== Список задач ==
(a) Выпишите из отрывка первое предложение каждой реплики, в которой встречается имя «Фрэнк».
(b) Повторите дословно часть отрывка от слов «До него так» до слов «мне было наплевать.».

До него так ничего и не дошло.
— Я не могу представить себе, что вам это нравится, Фрэнк. Но могу себе представить, как что-то внутри вас нуждается в том, чтобы провоцировать других людей. Не знаю, что именно. Только вижу, что вы делаете это прямо сейчас со мной, и, я уверен, проделываете это и с другими.
— Что бы все это значило? Всякий раз когда вы, ребята, хотите настоять на своем, но не можете сделать это прямо, вы говорите простаку, что у него бессознательная мотивация. Таким образом...
— О че-о-орт, Фрэнк, вы опять за свое. Я ответил на один ваш вопрос, и вы тут же начали атаковать меня с другой стороны. Вы просто хотите воевать по любому поводу.
— Вечно я что-то делаю. Ну, если бы вам пришлось жрать столько дерьма каждый день, как мне, вы бы...
— Фрэнк, вы предпочитаете ныть по поводу своей жизни и ничего не делаете с ней. — Я знал, что мой голос звучал устало, но мне было наплевать.
— Я чувствую себя ужасно, когда вы так говорите. — Но его голос звучал скорее обиженно, чем печально. — Я думал, вы ждете от меня, чтобы я рассказывал о своих чувствах, а мне так паршиво, что...
— Да, знаю. Знаю, потому что вы твердите мне об этом снова и снова. Знаю, потому что вы говорите мне все это с явным удовольствием. А теперь вы чувствуете, что я несправедлив к вам, потому что просто делаете то, что я вам говорю.
— Ну, вы, вероятно, пытаетесь помочь мне, и я представляю, как вы устали.
Он продолжал говорить по-прежнему обиженным тоном:
— Не знаю. Возможно, у меня просто нет ничего интересного, чтобы рассказать вам. Все это довольно однообразно, и я просыпаюсь каждое утро с этим паршивым, мерзким чувством, и потом приношу все это сюда и выливаю на вас, при этом мне никогда не становится легче...

== Перечень записей ==
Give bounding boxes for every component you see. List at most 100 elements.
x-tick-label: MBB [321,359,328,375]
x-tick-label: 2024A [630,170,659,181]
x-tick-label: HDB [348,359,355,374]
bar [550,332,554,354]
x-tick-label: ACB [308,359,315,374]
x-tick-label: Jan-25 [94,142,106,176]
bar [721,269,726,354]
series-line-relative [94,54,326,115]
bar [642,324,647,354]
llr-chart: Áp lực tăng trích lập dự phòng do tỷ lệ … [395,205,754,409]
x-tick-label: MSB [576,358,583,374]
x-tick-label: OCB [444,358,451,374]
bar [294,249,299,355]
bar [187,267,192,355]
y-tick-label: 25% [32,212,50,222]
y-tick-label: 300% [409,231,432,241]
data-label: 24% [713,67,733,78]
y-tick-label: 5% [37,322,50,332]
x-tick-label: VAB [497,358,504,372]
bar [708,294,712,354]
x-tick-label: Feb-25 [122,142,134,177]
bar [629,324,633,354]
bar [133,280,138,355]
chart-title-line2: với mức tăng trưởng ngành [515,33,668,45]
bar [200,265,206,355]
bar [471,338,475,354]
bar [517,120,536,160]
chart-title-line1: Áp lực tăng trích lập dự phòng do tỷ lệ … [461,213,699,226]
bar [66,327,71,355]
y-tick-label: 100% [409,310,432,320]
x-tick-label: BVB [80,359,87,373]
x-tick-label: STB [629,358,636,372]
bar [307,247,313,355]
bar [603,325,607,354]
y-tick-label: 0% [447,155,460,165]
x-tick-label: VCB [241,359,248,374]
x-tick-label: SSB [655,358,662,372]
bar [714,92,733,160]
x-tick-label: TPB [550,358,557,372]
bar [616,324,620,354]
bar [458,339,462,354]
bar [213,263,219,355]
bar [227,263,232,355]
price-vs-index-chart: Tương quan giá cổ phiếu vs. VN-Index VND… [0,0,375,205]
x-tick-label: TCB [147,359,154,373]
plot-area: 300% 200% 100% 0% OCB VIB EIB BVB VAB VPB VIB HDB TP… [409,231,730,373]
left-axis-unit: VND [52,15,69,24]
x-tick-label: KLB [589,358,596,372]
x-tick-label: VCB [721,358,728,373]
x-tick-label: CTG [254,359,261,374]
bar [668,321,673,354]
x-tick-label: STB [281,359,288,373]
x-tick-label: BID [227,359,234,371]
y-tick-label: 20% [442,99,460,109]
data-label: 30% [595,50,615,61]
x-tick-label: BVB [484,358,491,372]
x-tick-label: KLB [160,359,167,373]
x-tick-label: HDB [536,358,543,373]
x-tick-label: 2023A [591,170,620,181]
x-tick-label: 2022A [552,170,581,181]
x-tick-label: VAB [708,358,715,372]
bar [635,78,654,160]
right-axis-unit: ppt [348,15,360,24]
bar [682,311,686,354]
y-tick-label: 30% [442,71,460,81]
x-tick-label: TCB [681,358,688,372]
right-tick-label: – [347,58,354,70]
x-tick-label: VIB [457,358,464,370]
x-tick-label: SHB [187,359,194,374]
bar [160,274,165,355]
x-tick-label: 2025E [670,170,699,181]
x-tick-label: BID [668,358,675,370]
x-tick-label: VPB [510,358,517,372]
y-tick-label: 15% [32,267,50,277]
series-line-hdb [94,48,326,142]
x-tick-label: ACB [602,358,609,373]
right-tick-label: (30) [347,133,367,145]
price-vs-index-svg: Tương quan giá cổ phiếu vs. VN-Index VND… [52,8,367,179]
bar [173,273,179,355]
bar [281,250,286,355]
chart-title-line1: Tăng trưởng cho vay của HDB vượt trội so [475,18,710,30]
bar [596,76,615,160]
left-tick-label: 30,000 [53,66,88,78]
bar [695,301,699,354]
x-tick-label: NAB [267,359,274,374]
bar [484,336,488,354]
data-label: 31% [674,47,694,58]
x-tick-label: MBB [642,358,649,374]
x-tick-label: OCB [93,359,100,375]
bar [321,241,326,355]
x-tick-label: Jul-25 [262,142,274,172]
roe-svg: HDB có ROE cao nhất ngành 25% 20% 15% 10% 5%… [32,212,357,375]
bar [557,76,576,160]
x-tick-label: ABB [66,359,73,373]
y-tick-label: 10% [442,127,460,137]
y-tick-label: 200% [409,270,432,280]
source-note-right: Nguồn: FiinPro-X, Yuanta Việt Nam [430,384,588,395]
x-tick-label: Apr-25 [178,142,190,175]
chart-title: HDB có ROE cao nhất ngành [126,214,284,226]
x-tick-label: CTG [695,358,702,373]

== Список ответов ==
(a)
Я не могу представить себе, что вам это нравится, Фрэнк.
О че-о-орт, Фрэнк, вы опять за свое.
Фрэнк, вы предпочитаете ныть по поводу своей жизни и ничего не делаете с ней.

(b)
До него так ничего и не дошло.
— Я не могу представить себе, что вам это нравится, Фрэнк. Но могу себе представить, как что-то внутри вас нуждается в том, чтобы провоцировать других людей. Не знаю, что именно. Только вижу, что вы делаете это прямо сейчас со мной, и, я уверен, проделываете это и с другими.
— Что бы все это значило? Всякий раз когда вы, ребята, хотите настоять на своем, но не можете сделать это прямо, вы говорите простаку, что у него бессознательная мотивация. Таким образом...
— О че-о-орт, Фрэнк, вы опять за свое. Я ответил на один ваш вопрос, и вы тут же начали атаковать меня с другой стороны. Вы просто хотите воевать по любому поводу.
— Вечно я что-то делаю. Ну, если бы вам пришлось жрать столько дерьма каждый день, как мне, вы бы...
— Фрэнк, вы предпочитаете ныть по поводу своей жизни и ничего не делаете с ней. — Я знал, что мой голос звучал устало, но мне было наплевать.